:: Task to carry out ::
Transcribe the material verbatim in full; the pictures do not belong in the copy.

:: The data ::
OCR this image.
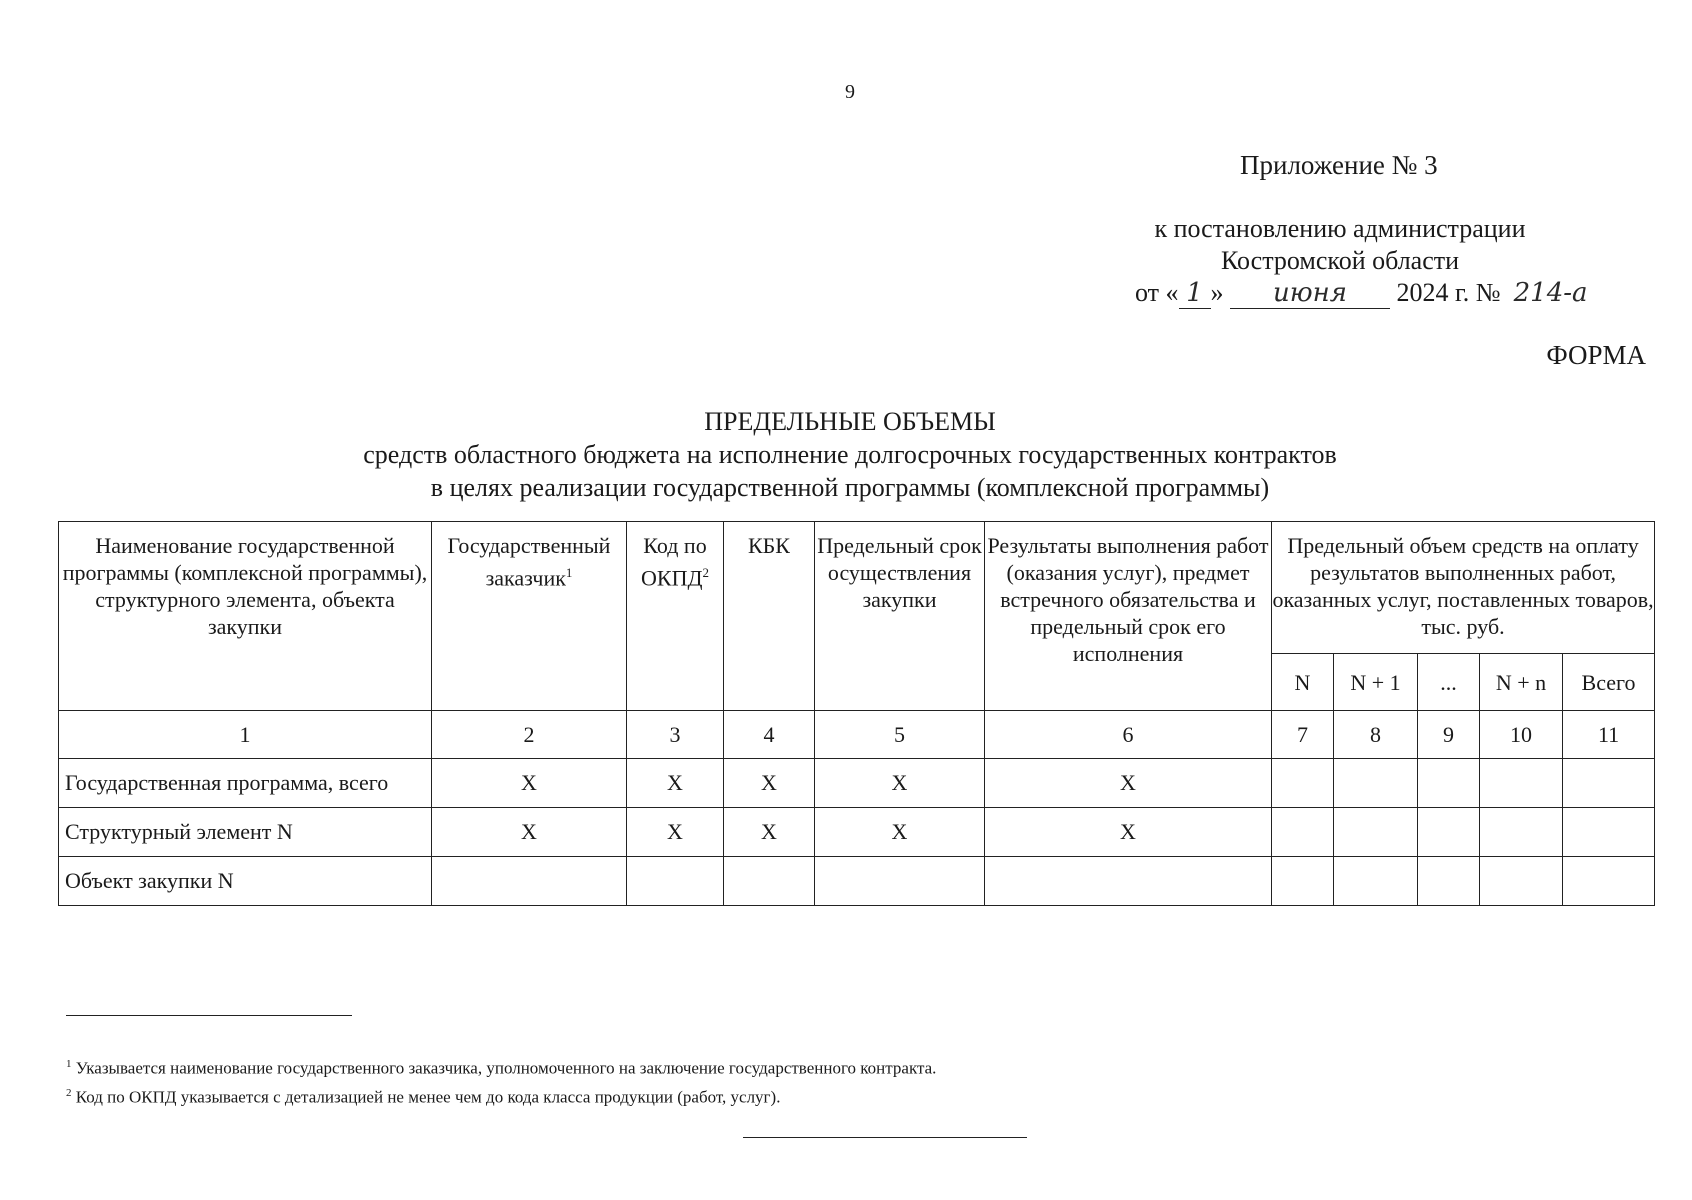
9
Приложение № 3
к постановлению администрации
Костромской области
от « 1 » июня 2024 г. № 214-а
ФОРМА
ПРЕДЕЛЬНЫЕ ОБЪЕМЫ
средств областного бюджета на исполнение долгосрочных государственных контрактов
в целях реализации государственной программы (комплексной программы)
Наименование государственной программы (комплексной программы), структурного элемента, объекта закупки	Государственный заказчик$^1$	Код по ОКПД$^2$	КБК	Предельный срок осуществления закупки	Результаты выполнения работ (оказания услуг), предмет встречного обязательства и предельный срок его исполнения	Предельный объем средств на оплату результатов выполненных работ, оказанных услуг, поставленных товаров, тыс. руб.				
						N	N + 1	...	N + n	Всего
1	2	3	4	5	6	7	8	9	10	11
Государственная программа, всего	X	X	X	X	X					
Структурный элемент N	X	X	X	X	X					
Объект закупки N										
$^1$ Указывается наименование государственного заказчика, уполномоченного на заключение государственного контракта.
$^2$ Код по ОКПД указывается с детализацией не менее чем до кода класса продукции (работ, услуг).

:: Result of this task ::
OCR this image.
9
Приложение № 3
к постановлению администрации
Костромской области
от « 1 » июня 2024 г. № 214-а
ФОРМА
ПРЕДЕЛЬНЫЕ ОБЪЕМЫ
средств областного бюджета на исполнение долгосрочных государственных контрактов
в целях реализации государственной программы (комплексной программы)
Наименование государственной программы (комплексной программы), структурного элемента, объекта закупки	Государственный заказчик$^1$	Код по ОКПД$^2$	КБК	Предельный срок осуществления закупки	Результаты выполнения работ (оказания услуг), предмет встречного обязательства и предельный срок его исполнения	Предельный объем средств на оплату результатов выполненных работ, оказанных услуг, поставленных товаров, тыс. руб.				
						N	N + 1	...	N + n	Всего
1	2	3	4	5	6	7	8	9	10	11
Государственная программа, всего	X	X	X	X	X					
Структурный элемент N	X	X	X	X	X					
Объект закупки N										
$^1$ Указывается наименование государственного заказчика, уполномоченного на заключение государственного контракта.
$^2$ Код по ОКПД указывается с детализацией не менее чем до кода класса продукции (работ, услуг).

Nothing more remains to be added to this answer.